**Aim of the task:** In the following material, identify every line holding the string "this" and return it.

--

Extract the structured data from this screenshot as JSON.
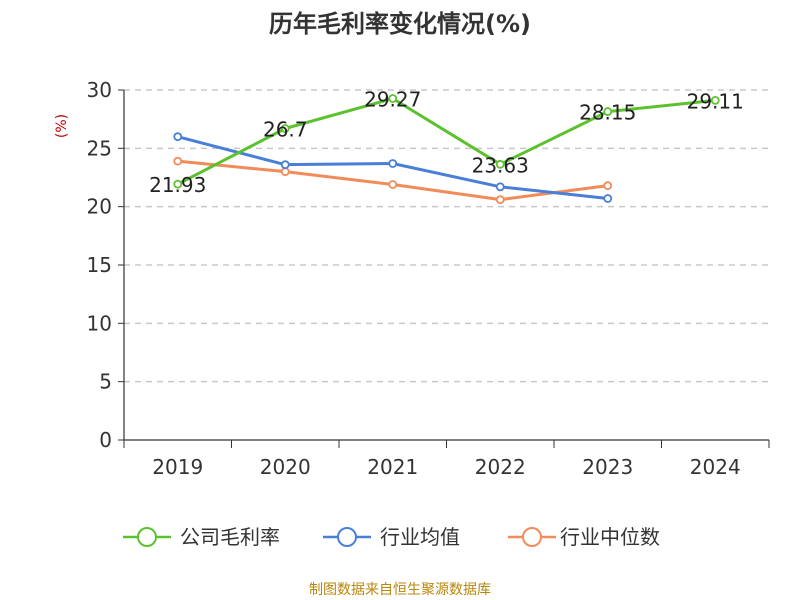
{
  "chart_data": {
    "type": "line",
    "title": "历年毛利率变化情况(%)",
    "ylabel": "(%)",
    "categories": [
      "2019",
      "2020",
      "2021",
      "2022",
      "2023",
      "2024"
    ],
    "ylim": [
      0,
      30
    ],
    "yticks": [
      0,
      5,
      10,
      15,
      20,
      25,
      30
    ],
    "grid": "horizontal dashed",
    "legend_position": "bottom",
    "series": [
      {
        "name": "公司毛利率",
        "color": "#5cc12e",
        "values": [
          21.93,
          26.7,
          29.27,
          23.63,
          28.15,
          29.11
        ],
        "labels": [
          "21.93",
          "26.7",
          "29.27",
          "23.63",
          "28.15",
          "29.11"
        ]
      },
      {
        "name": "行业均值",
        "color": "#4a7fd8",
        "values": [
          26.0,
          23.6,
          23.7,
          21.7,
          20.7,
          null
        ]
      },
      {
        "name": "行业中位数",
        "color": "#f28b5a",
        "values": [
          23.9,
          23.0,
          21.9,
          20.6,
          21.8,
          null
        ]
      }
    ]
  },
  "source": "制图数据来自恒生聚源数据库"
}
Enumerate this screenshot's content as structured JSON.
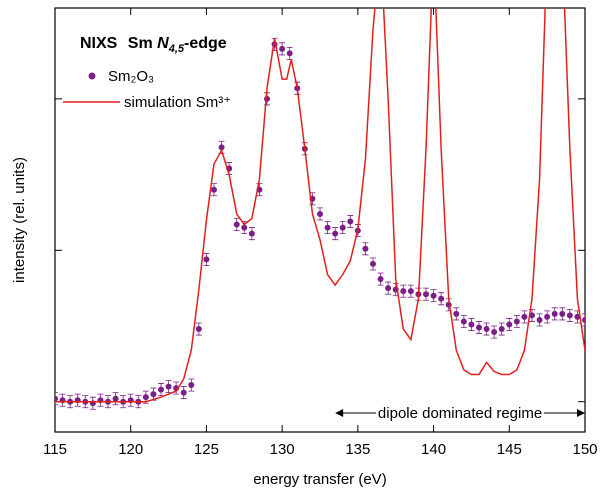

--

**Task output:**
Extract the structured data from this screenshot as JSON.
Enumerate this screenshot's content as structured JSON.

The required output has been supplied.